-- EXTRACTED MATERIAL --

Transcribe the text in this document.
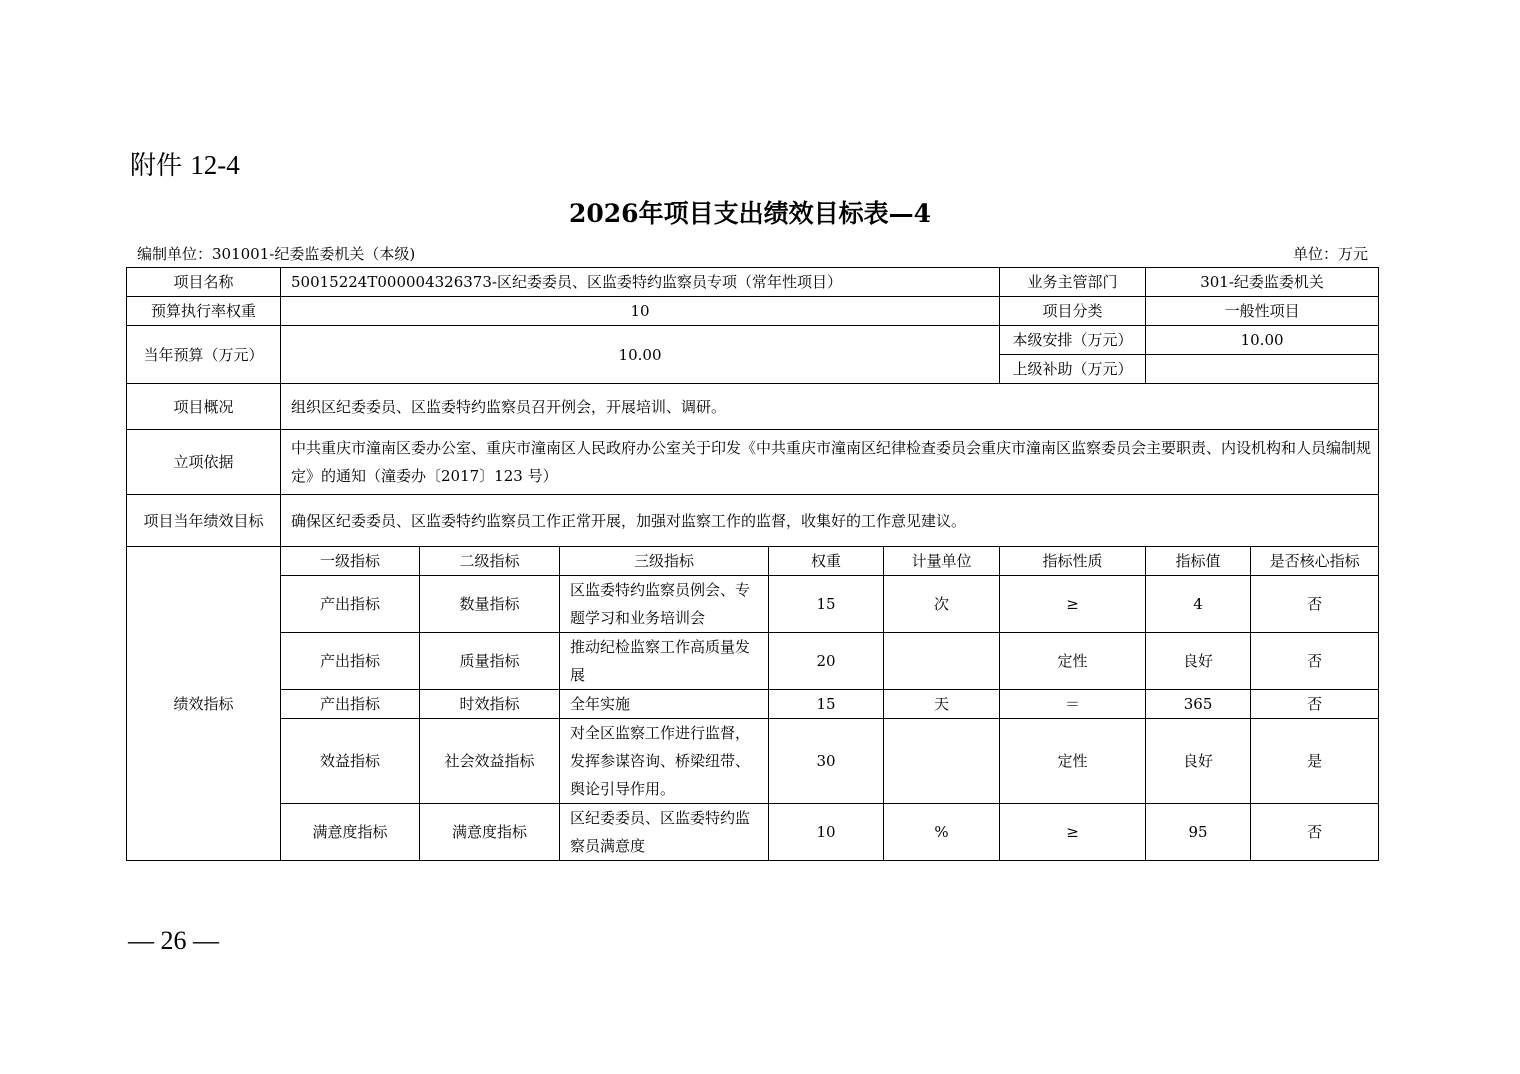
附件 12-4
2026年项目支出绩效目标表—4
编制单位：301001-纪委监委机关（本级)	单位：万元
项目名称	50015224T000004326373-区纪委委员、区监委特约监察员专项（常年性项目）					业务主管部门	301-纪委监委机关	
预算执行率权重	10					项目分类	一般性项目	
当年预算（万元）	10.00					本级安排（万元）	10.00	
						上级补助（万元）		
项目概况	组织区纪委委员、区监委特约监察员召开例会，开展培训、调研。							
立项依据	中共重庆市潼南区委办公室、重庆市潼南区人民政府办公室关于印发《中共重庆市潼南区纪律检查委员会重庆市潼南区监察委员会主要职责、内设机构和人员编制规定》的通知（潼委办〔2017〕123 号）							
项目当年绩效目标	确保区纪委委员、区监委特约监察员工作正常开展，加强对监察工作的监督，收集好的工作意见建议。							
绩效指标	一级指标	二级指标	三级指标	权重	计量单位	指标性质	指标值	是否核心指标
	产出指标	数量指标	区监委特约监察员例会、专题学习和业务培训会	15	次	≥	4	否
	产出指标	质量指标	推动纪检监察工作高质量发展	20		定性	良好	否
	产出指标	时效指标	全年实施	15	天	＝	365	否
	效益指标	社会效益指标	对全区监察工作进行监督，发挥参谋咨询、桥梁纽带、舆论引导作用。	30		定性	良好	是
	满意度指标	满意度指标	区纪委委员、区监委特约监察员满意度	10	%	≥	95	否
— 26 —
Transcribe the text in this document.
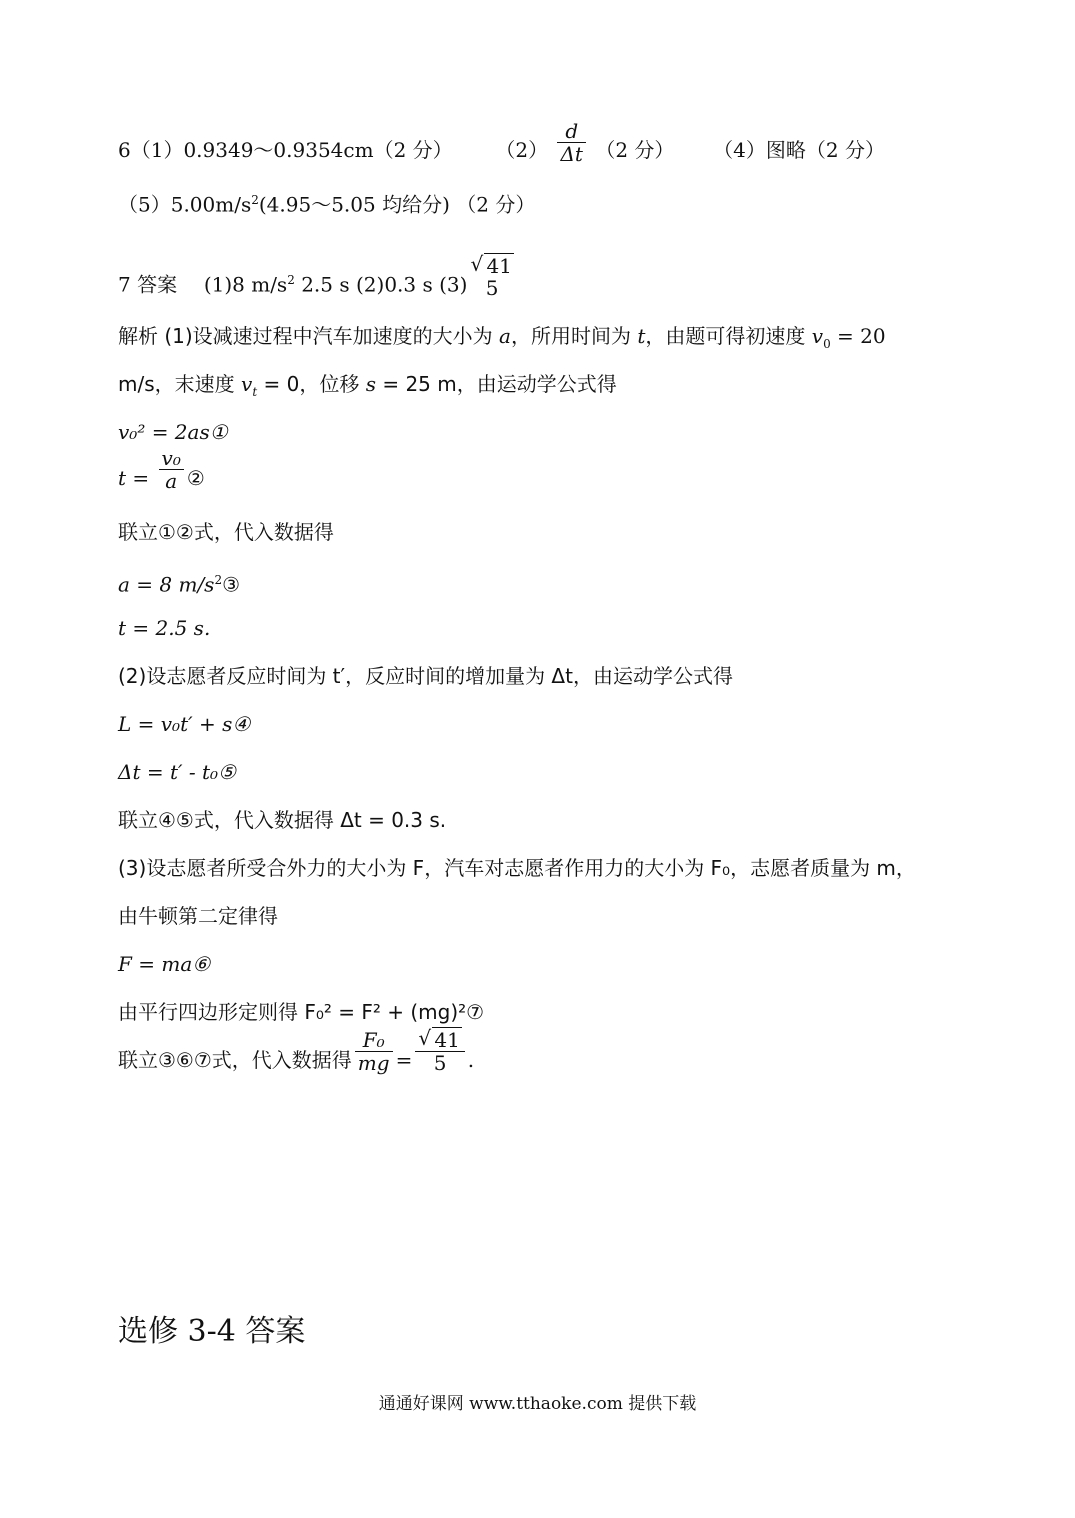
6（1）0.9349～0.9354cm（2 分） $(2) \frac{d}{\Delta t} (2$ 分） （4）图略（2 分）
$(5)5.00m/s^2(4.95\sim 5.05$ 均给分) （2 分）
7 答案 (1)8 $m/s^2$ 2.5 s (2)0.3 s (3)
√ 41
5
解析 (1)设减速过程中汽车加速度的大小为 a，所用时间为 t，由题可得初速度 $v_0 = 20$
m/s，末速度 $v_t = 0$，位移 s = 25 m，由运动学公式得
v₀² = 2as①
$t = \frac{\text{v₀}}{a}$ ②
联立①②式，代入数据得
a = 8 $m/s^2③$
t = 2.5 s.
(2)设志愿者反应时间为 t′，反应时间的增加量为 Δt，由运动学公式得
L = v₀t′ + s④
Δt = t′ - t₀⑤
联立④⑤式，代入数据得 Δt = 0.3 s.
(3)设志愿者所受合外力的大小为 F，汽车对志愿者作用力的大小为 F₀，志愿者质量为 m，
由牛顿第二定律得
F = ma⑥
由平行四边形定则得 F₀² = F² + (mg)²⑦
联立③⑥⑦式，代入数据得 $\frac{\text{F₀}}{mg}$ =
√ $\frac{41}{5}$ .
选修 3-4 答案
通通好课网 www.tthaoke.com 提供下载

-- AIM OF THE EXERCISE --
Write out the records above exactly as they stand, leaving out every picture.

-- THE OUTPUT --
Transcribe the text in this document.
附件 12-4
2026年项目支出绩效目标表—4
编制单位：301001-纪委监委机关（本级)	单位：万元
项目名称	50015224T000004326373-区纪委委员、区监委特约监察员专项（常年性项目）					业务主管部门	301-纪委监委机关	
预算执行率权重	10					项目分类	一般性项目	
当年预算（万元）	10.00					本级安排（万元）	10.00	
						上级补助（万元）		
项目概况	组织区纪委委员、区监委特约监察员召开例会，开展培训、调研。							
立项依据	中共重庆市潼南区委办公室、重庆市潼南区人民政府办公室关于印发《中共重庆市潼南区纪律检查委员会重庆市潼南区监察委员会主要职责、内设机构和人员编制规定》的通知（潼委办〔2017〕123 号）							
项目当年绩效目标	确保区纪委委员、区监委特约监察员工作正常开展，加强对监察工作的监督，收集好的工作意见建议。							
绩效指标	一级指标	二级指标	三级指标	权重	计量单位	指标性质	指标值	是否核心指标
	产出指标	数量指标	区监委特约监察员例会、专题学习和业务培训会	15	次	≥	4	否
	产出指标	质量指标	推动纪检监察工作高质量发展	20		定性	良好	否
	产出指标	时效指标	全年实施	15	天	＝	365	否
	效益指标	社会效益指标	对全区监察工作进行监督，发挥参谋咨询、桥梁纽带、舆论引导作用。	30		定性	良好	是
	满意度指标	满意度指标	区纪委委员、区监委特约监察员满意度	10	%	≥	95	否
— 26 —
Transcribe the text in this document.
6（1）0.9349～0.9354cm（2 分） $(2) \frac{d}{\Delta t} (2$ 分） （4）图略（2 分）
$(5)5.00m/s^2(4.95\sim 5.05$ 均给分) （2 分）
7 答案 (1)8 $m/s^2$ 2.5 s (2)0.3 s (3)
√ 41
5
解析 (1)设减速过程中汽车加速度的大小为 a，所用时间为 t，由题可得初速度 $v_0 = 20$
m/s，末速度 $v_t = 0$，位移 s = 25 m，由运动学公式得
v₀² = 2as①
$t = \frac{\text{v₀}}{a}$ ②
联立①②式，代入数据得
a = 8 $m/s^2③$
t = 2.5 s.
(2)设志愿者反应时间为 t′，反应时间的增加量为 Δt，由运动学公式得
L = v₀t′ + s④
Δt = t′ - t₀⑤
联立④⑤式，代入数据得 Δt = 0.3 s.
(3)设志愿者所受合外力的大小为 F，汽车对志愿者作用力的大小为 F₀，志愿者质量为 m，
由牛顿第二定律得
F = ma⑥
由平行四边形定则得 F₀² = F² + (mg)²⑦
联立③⑥⑦式，代入数据得 $\frac{\text{F₀}}{mg}$ =
√ $\frac{41}{5}$ .
选修 3-4 答案
通通好课网 www.tthaoke.com 提供下载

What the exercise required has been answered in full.